** Documento fuente **
——————
Tuitero del año

Además de ser un referente de los Spurs de San Antonio, en la NBA, el argentino Emanuel Ginóbili es un aficionado a las redes sociales y ayer fue reconocido por su influencia en ellas.

Tuitero del año
Tuitero del año (Tomada de Twitter)

Ciudad de México

Por algo es el ídolo de Charles Barkley. Emanuel Ginóbili no solo pasará a la historia por su revolucionario estilo de juego, uno de los más cautivantes de los últimos tiempos; el sentido del humor del originario de Bahía Blanca también lo ha ayudado a dejar una huella virtual. El carisma es su arma, y sus breves, limpias y divertidas líneas el método con el que cautiva. El argentino fue nombrado ayer como el tuitero del año por la página especializada en basquetbol, HoopsHype.

“No tengo idea de cómo ocurrió, ¡pero les agradezco, chicos, por este reconocimiento!”, agradeció Manu vía Twitter. El sudamericano tiene 2.35 millones de seguidores en esta red social, que no se comparan con los 12 millones 415 mil 47 de LeBron James, pero Ginóbili con carisma encuentra en esas breves líneas y fotografías una forma de expresión.

“Amo todo lo que es nuevo, todo lo que parezca que va a cambiar las cosas”, expresó el argentino en el agradecimiento a la página que lo distinguió.

“Me emocionó mucho y vi mucho potencial en esta red social, es una forma muy positiva de mantenerse en contacto con los fans, leer noticias y mantenerse conectado”, expresó el ya legendario número 20 de los Spurs, quien escribe la mayoría de sus mensajes en inglés y español para que sus seguidores no tengan problema en entenderle.
——————
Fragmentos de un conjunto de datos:
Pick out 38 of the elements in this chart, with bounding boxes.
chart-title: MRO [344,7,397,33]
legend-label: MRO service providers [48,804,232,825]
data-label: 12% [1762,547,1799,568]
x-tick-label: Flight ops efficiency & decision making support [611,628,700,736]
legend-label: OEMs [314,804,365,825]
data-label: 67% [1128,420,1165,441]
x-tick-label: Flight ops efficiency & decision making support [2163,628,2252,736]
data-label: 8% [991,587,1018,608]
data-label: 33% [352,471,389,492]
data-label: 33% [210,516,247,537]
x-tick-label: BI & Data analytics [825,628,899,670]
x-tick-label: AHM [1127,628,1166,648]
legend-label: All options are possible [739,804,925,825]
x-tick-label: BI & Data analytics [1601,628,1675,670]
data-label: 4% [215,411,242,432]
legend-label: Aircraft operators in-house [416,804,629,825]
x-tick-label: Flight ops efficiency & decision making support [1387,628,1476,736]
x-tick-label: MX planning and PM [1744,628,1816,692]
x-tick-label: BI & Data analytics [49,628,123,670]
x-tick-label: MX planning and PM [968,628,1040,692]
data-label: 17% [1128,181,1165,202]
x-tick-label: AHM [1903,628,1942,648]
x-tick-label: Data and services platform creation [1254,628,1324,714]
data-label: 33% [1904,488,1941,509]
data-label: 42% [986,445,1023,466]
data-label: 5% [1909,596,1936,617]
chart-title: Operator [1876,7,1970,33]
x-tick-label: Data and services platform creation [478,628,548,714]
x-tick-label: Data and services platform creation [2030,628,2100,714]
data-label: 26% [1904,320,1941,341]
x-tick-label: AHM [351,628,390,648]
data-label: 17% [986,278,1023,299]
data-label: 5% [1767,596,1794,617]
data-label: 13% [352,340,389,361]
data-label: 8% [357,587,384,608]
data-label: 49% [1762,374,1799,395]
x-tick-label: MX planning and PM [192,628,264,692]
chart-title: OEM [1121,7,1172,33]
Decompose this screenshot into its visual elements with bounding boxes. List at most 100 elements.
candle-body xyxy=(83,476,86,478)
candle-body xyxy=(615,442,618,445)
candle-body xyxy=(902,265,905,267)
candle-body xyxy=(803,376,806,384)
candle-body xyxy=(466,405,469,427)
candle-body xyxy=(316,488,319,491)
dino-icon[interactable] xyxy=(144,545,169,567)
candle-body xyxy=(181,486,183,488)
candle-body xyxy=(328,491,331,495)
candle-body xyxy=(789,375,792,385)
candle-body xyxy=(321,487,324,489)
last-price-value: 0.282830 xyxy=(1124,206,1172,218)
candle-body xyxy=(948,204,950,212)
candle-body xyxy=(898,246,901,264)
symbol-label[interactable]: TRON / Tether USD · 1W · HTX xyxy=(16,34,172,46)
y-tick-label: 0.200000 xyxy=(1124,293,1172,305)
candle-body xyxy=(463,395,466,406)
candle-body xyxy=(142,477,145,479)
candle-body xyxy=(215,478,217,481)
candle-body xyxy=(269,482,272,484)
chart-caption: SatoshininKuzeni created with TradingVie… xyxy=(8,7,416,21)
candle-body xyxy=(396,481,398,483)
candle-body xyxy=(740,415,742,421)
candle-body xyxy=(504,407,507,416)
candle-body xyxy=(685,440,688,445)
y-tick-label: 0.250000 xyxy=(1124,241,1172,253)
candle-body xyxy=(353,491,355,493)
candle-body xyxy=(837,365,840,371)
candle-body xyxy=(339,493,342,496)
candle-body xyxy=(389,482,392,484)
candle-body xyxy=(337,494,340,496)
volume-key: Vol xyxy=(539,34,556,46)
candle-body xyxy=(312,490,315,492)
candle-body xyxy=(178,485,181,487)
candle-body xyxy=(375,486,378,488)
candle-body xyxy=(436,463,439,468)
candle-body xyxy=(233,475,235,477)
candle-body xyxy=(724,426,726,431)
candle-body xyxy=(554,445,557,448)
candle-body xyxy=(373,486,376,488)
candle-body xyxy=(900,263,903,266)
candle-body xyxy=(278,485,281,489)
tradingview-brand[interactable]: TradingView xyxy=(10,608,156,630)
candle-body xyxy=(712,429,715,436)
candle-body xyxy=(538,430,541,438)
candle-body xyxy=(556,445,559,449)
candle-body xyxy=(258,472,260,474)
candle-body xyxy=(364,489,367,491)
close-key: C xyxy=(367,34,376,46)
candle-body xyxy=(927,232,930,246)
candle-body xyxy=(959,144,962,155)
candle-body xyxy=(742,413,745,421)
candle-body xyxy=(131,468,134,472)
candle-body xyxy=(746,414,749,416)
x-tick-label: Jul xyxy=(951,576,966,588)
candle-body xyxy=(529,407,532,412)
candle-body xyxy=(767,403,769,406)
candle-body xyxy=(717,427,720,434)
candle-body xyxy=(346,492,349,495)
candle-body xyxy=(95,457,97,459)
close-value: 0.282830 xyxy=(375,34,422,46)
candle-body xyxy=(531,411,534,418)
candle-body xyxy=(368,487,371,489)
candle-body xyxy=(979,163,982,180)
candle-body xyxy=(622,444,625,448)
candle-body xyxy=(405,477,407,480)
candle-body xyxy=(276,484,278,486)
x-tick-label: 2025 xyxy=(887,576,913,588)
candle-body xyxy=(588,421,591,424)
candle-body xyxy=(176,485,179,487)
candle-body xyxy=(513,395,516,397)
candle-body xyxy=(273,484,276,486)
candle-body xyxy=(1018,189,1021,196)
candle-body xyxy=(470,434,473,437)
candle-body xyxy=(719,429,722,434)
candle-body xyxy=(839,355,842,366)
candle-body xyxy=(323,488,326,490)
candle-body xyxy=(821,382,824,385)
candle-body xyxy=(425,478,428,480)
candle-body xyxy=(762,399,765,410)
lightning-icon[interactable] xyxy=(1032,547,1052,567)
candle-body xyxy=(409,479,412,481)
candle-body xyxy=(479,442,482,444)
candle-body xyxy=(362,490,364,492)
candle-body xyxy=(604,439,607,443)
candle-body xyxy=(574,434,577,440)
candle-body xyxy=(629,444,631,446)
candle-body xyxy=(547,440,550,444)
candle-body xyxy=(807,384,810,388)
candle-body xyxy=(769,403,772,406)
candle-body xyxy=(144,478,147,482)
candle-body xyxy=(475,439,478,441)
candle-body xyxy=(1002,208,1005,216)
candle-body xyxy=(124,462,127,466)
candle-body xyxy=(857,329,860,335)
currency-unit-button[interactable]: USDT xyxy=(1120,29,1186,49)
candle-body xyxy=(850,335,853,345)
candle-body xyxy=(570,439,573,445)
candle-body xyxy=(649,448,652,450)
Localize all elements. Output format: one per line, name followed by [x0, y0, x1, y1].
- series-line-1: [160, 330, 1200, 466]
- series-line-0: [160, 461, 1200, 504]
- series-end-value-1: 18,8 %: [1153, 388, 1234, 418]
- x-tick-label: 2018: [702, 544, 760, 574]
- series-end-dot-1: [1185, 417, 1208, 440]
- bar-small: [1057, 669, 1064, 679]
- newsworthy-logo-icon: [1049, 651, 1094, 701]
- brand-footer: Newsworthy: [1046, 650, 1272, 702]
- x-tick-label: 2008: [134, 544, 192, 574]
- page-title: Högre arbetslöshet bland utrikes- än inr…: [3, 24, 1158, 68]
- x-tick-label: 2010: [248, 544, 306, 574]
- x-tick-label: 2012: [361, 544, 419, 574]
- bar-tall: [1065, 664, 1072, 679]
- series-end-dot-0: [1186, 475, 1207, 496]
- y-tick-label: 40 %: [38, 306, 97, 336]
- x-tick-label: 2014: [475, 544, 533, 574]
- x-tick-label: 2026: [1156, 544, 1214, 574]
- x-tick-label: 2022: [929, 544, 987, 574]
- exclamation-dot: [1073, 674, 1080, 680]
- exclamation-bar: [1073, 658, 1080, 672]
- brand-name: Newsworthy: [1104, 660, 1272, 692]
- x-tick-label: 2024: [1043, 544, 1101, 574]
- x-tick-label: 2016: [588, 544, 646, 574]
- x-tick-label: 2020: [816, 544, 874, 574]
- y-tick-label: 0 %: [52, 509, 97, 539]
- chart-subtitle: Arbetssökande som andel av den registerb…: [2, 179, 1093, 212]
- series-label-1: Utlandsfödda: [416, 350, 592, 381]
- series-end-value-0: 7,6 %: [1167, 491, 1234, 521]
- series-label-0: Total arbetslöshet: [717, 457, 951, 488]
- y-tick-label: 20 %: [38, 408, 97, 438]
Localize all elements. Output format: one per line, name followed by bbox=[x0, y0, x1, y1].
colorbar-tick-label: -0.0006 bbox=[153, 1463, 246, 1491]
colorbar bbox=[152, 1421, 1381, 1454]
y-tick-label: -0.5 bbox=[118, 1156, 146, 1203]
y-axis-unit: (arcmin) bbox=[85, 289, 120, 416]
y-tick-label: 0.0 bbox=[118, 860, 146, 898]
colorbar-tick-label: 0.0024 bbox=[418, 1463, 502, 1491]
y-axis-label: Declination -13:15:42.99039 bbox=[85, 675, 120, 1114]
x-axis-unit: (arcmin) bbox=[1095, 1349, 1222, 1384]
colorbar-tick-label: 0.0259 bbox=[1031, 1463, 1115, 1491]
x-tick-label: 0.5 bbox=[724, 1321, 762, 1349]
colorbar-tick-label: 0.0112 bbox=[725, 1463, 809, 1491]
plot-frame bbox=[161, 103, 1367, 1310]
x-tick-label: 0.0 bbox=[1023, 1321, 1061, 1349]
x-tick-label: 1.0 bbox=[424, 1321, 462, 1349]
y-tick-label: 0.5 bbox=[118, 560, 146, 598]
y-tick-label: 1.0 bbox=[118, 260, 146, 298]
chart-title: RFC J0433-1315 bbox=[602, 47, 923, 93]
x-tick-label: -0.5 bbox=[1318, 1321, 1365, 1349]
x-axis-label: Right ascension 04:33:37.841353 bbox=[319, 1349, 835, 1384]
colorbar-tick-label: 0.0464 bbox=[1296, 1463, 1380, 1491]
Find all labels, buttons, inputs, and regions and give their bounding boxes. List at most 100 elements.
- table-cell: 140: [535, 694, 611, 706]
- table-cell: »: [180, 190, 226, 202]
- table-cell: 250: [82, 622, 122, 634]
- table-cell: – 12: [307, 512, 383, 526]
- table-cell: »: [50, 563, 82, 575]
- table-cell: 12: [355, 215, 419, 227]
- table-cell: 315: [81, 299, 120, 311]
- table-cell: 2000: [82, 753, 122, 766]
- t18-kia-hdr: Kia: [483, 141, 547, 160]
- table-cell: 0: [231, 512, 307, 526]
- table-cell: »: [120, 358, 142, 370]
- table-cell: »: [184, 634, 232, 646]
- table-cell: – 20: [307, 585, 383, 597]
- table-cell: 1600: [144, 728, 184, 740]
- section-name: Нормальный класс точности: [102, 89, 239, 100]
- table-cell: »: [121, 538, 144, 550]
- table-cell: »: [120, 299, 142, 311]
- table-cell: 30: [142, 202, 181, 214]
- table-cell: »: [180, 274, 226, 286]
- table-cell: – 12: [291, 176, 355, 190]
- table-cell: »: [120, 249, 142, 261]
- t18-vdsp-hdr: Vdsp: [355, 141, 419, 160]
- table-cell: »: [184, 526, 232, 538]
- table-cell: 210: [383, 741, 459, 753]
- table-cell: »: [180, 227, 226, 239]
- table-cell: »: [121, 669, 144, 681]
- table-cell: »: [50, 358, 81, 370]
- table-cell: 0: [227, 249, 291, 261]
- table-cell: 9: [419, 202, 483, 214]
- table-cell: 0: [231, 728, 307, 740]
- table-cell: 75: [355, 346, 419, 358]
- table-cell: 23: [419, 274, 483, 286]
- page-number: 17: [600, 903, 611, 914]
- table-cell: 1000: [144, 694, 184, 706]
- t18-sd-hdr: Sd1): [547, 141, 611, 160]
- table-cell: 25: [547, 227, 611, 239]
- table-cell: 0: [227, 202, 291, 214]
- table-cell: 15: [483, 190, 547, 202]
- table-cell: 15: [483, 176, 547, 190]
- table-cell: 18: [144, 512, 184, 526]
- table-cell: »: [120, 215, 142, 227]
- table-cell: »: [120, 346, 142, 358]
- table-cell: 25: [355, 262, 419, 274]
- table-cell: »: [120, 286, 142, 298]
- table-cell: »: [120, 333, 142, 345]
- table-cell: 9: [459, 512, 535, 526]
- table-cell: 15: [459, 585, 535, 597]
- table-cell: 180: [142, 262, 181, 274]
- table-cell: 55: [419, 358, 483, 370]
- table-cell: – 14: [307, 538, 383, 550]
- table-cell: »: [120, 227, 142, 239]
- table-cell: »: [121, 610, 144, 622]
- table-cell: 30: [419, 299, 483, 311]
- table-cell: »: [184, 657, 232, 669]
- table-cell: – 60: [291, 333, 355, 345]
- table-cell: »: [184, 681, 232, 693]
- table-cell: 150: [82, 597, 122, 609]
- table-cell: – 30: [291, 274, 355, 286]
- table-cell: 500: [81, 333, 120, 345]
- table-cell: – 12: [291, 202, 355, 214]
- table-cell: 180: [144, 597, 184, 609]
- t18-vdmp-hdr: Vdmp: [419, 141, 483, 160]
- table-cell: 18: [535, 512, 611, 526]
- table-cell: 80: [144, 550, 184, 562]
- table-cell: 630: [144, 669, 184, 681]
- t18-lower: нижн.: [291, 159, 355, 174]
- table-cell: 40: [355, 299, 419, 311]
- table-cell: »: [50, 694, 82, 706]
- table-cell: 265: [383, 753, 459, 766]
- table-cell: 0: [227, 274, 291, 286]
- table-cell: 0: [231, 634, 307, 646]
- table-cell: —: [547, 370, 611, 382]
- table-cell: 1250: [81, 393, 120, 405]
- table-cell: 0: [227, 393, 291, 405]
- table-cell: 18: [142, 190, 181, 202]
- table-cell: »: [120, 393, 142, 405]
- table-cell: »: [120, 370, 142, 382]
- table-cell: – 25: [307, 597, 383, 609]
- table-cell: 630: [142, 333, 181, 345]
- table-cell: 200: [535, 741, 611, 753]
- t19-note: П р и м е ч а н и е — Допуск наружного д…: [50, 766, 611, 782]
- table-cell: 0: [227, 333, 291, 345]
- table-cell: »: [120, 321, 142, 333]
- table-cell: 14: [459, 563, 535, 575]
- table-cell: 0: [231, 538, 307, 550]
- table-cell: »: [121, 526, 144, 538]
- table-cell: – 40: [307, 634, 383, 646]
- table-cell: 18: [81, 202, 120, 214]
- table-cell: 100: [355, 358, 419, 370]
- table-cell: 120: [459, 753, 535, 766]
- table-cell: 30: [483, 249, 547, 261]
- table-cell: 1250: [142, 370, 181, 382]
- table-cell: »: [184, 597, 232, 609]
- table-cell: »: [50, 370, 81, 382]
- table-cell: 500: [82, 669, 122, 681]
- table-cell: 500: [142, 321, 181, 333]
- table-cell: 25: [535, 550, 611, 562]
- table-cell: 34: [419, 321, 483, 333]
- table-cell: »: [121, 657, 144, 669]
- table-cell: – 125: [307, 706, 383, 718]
——————
** Tus actividades **
[a] Enumera todas las personas mencionadas por su nombre en la nota sobre Emanuel Ginóbili.
[b] Según la nota sobre Emanuel Ginóbili, ¿qué página especializada en basquetbol lo nombró tuitero del año?
[c] Retoma la nota sobre Emanuel Ginóbili y continúala a partir de su último párrafo.
Las líneas no desempeñan ningún papel en este ejercicio.

** Respuestas por actividad **
[a] Emanuel Ginóbili, Charles Barkley y LeBron James.

[b] La página HoopsHype.

[c]
Manu es el duodécimo jugador más seguido de la NBA en la red social Twitter.

El argentino es un ejemplo dentro y fuera de la cancha. Cuando ha venido a México con los Spurs (en dos ocasiones), el mismo coach Gregg Popovich lo nombró embajador del equipo, y la maraña de periodistas que parecen asaltarlo, no lo incomoda, de hecho es el único que se retira hasta que ha saciado la sed de información.

Es él quien tuvo la idea de la última jugada en un juego de exhibición contra los Clippers de Los Ángeles en 2012, o de jugar descalzo con los niños triquis en diciembre pasado, imágenes que le dieron la vuelta al mundo.

Ginóbili enternece a sus seguidores tuiteros cuando muestra una foto del vientre de su esposa en espera de su tercer bebé, que se unirá a Nico y Dante; o provoca una sonrisa al salirse de su fiero papel de general en la duela cuando comparte su caracterización de Buzz Lightyear, de Toy Story, al lado de su esposa, Marianela, insinuando: “Lo que tiene que hacer uno para conservar el matrimonio”.

Hace ver a sus compañeros como una horda de cómicos de clóset (eso sí, no ha conseguido arrastrar a su red social al coach Pop y mucho menos al eternamente serio y robótico Tim Duncan), como cuando sale con su eterno compañero Tony Parker en bata de seda, similares a algún personaje secundario de Arthur Conan Doyle.

En la duela puede hacer llorar al rival, y su fiereza es tal que lleva años sin jugar una campaña completa debido a lesiones que van con su peligroso estilo de juego, pero sus tuits lo humanizan ante sus millones de aficionados y le quitan la solemnidad a una auténtica leyenda que seguramente estará en el Salón de la Fama, que ha encontrado en las redes sociales el contacto con Argentina y San Antonio.